§ **Stated problem**
Extract all lines that hold the string "благостыни".
++++++++
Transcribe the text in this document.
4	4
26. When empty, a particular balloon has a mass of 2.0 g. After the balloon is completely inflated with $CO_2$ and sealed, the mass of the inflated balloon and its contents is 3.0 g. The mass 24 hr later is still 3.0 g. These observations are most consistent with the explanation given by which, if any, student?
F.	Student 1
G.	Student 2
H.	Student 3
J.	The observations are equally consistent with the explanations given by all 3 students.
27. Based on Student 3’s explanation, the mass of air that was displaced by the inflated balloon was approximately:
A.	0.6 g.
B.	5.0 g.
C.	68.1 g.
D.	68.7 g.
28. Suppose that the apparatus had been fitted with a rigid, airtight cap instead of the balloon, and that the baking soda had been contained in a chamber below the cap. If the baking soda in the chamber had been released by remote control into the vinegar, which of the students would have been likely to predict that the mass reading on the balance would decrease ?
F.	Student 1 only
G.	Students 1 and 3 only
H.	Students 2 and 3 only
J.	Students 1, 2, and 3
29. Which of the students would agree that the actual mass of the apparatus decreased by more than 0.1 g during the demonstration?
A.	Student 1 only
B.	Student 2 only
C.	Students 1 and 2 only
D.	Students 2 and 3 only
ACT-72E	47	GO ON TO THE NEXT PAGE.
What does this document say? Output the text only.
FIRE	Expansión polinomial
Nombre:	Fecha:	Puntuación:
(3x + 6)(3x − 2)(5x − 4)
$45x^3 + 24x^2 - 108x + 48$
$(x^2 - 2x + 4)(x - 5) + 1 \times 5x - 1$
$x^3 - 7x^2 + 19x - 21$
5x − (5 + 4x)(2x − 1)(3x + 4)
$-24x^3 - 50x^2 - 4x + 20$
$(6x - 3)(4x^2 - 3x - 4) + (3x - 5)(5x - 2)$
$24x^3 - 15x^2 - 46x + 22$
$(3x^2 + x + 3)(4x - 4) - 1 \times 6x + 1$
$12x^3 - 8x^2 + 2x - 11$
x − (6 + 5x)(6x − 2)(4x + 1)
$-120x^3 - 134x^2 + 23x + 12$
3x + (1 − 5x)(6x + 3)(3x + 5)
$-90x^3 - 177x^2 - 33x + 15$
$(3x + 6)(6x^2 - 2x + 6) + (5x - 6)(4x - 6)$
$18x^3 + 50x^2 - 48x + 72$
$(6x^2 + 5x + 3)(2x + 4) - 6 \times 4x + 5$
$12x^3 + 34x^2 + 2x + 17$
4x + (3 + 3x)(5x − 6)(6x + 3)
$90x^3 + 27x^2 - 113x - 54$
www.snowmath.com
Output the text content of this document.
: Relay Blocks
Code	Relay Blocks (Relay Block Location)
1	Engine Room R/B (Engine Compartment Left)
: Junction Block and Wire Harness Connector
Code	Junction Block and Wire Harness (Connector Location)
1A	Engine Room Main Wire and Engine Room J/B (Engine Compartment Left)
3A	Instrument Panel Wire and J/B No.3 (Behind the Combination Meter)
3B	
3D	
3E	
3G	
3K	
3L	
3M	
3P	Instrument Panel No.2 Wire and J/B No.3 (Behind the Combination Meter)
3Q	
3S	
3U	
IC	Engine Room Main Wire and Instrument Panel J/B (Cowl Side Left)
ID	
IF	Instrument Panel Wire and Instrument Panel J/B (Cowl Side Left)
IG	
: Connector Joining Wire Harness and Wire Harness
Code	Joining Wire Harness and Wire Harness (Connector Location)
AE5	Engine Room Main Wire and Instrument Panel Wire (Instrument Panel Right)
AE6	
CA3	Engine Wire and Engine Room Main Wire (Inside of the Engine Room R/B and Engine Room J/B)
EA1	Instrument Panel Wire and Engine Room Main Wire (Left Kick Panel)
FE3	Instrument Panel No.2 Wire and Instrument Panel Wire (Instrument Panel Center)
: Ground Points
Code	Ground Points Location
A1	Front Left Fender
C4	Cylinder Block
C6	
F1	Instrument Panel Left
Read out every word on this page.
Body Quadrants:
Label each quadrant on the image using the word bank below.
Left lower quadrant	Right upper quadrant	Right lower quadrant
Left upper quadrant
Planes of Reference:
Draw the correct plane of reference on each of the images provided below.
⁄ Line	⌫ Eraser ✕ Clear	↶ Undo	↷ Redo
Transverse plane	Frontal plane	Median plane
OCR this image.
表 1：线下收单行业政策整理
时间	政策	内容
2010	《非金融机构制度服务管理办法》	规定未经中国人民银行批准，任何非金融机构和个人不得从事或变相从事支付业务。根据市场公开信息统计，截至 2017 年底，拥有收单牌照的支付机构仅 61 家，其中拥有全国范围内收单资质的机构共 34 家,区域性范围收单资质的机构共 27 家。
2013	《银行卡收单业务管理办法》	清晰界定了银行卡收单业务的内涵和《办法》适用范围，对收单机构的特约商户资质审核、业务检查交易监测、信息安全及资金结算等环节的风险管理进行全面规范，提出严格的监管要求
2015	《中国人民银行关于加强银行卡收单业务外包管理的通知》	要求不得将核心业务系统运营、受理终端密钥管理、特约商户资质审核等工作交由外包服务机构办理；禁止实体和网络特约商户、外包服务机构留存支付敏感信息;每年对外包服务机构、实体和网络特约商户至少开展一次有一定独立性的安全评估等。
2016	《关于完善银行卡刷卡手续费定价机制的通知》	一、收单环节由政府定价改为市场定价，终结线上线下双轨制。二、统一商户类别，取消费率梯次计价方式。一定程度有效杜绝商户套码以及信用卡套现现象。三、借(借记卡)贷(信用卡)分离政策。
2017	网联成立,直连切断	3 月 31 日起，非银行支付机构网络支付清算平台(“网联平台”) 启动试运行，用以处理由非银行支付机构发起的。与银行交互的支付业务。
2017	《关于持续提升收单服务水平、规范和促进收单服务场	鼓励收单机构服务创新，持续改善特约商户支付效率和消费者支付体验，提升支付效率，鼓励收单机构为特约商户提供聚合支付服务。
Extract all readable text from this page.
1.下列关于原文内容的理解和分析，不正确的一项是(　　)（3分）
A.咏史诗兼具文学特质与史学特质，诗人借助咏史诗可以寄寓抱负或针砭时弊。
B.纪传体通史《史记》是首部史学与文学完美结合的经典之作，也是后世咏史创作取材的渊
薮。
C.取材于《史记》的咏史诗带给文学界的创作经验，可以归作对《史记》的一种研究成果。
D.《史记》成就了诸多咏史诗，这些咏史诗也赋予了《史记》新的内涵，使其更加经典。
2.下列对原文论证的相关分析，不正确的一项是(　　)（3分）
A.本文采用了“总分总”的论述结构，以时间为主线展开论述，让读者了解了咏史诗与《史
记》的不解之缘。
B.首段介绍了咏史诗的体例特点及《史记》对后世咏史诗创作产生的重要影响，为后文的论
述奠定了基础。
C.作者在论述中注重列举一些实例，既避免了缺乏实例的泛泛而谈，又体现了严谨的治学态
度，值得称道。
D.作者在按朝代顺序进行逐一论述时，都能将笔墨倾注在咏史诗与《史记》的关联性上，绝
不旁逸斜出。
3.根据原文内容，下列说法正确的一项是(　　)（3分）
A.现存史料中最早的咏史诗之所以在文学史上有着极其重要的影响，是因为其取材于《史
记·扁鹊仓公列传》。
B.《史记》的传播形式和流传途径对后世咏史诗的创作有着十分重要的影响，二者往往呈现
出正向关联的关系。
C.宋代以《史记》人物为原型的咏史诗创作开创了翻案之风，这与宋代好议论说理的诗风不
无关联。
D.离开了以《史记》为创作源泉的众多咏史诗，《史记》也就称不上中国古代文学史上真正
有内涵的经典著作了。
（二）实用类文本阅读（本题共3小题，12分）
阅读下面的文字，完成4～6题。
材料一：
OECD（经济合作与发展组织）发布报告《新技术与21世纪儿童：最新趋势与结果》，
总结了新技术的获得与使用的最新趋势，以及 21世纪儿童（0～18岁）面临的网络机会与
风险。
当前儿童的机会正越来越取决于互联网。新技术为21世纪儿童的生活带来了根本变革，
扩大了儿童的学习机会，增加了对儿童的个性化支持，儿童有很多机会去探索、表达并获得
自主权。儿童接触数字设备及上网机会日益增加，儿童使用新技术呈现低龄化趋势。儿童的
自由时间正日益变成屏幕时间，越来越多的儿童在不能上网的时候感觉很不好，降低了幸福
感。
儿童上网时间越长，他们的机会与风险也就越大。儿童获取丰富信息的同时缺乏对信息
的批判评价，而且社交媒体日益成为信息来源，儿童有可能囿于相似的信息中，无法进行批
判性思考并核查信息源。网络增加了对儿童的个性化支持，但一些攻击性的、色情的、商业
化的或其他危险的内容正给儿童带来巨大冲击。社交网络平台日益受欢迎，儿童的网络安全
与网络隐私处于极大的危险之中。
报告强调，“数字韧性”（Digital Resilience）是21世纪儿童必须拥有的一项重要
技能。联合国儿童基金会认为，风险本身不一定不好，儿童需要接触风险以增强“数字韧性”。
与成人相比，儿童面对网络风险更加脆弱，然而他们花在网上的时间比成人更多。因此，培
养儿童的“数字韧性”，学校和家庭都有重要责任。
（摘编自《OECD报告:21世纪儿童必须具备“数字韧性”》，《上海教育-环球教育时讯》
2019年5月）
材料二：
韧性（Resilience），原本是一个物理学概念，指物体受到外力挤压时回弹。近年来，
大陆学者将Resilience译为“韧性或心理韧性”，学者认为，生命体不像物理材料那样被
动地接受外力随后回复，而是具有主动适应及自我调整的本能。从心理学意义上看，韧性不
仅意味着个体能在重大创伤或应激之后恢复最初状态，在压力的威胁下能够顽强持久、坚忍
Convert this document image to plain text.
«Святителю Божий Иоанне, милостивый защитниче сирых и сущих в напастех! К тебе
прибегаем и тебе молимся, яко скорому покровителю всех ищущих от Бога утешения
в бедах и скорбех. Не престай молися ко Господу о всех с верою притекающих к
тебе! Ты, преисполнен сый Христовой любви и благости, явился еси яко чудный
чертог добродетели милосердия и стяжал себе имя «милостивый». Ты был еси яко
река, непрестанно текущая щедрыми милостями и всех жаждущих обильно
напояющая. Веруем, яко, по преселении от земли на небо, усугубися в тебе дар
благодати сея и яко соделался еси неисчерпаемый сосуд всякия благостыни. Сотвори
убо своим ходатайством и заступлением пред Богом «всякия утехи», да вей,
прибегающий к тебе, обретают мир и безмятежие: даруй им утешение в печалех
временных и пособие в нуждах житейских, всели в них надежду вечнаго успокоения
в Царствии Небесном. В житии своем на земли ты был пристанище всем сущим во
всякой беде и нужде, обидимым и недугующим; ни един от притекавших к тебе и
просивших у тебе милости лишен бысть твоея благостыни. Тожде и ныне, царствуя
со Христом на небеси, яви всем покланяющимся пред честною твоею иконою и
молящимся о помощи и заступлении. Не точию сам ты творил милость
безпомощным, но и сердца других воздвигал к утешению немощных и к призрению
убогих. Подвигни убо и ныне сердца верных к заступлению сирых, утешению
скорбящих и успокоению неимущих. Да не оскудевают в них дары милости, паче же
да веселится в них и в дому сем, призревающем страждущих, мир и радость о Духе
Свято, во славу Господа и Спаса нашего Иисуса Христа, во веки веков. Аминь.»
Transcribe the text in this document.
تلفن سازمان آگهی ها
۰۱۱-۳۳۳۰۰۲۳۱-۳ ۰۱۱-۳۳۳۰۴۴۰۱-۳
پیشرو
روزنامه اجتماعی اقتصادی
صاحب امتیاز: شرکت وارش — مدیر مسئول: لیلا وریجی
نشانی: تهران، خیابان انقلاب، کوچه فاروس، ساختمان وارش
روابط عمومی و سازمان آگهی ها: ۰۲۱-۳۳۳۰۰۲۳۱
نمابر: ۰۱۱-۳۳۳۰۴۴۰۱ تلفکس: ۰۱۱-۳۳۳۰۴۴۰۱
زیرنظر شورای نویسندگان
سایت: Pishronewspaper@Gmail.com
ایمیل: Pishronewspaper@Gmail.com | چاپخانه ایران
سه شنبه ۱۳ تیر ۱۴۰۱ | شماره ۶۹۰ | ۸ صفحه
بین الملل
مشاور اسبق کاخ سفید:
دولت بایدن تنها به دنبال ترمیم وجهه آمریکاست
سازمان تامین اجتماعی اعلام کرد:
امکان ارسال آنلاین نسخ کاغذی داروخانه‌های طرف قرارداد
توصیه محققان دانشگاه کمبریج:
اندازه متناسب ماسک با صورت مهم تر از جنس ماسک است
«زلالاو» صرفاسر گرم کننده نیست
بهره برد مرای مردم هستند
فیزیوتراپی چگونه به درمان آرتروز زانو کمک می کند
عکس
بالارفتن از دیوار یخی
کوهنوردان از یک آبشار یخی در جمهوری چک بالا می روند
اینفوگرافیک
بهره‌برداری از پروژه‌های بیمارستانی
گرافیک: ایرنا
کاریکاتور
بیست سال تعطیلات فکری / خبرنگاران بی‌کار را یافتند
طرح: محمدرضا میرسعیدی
++++++++
§ **The reply**
благодати сея и яко соделался еси неисчерпаемый сосуд всякия благостыни. Сотвори
просивших у тебе милости лишен бысть твоея благостыни. Тожде и ныне, царствуя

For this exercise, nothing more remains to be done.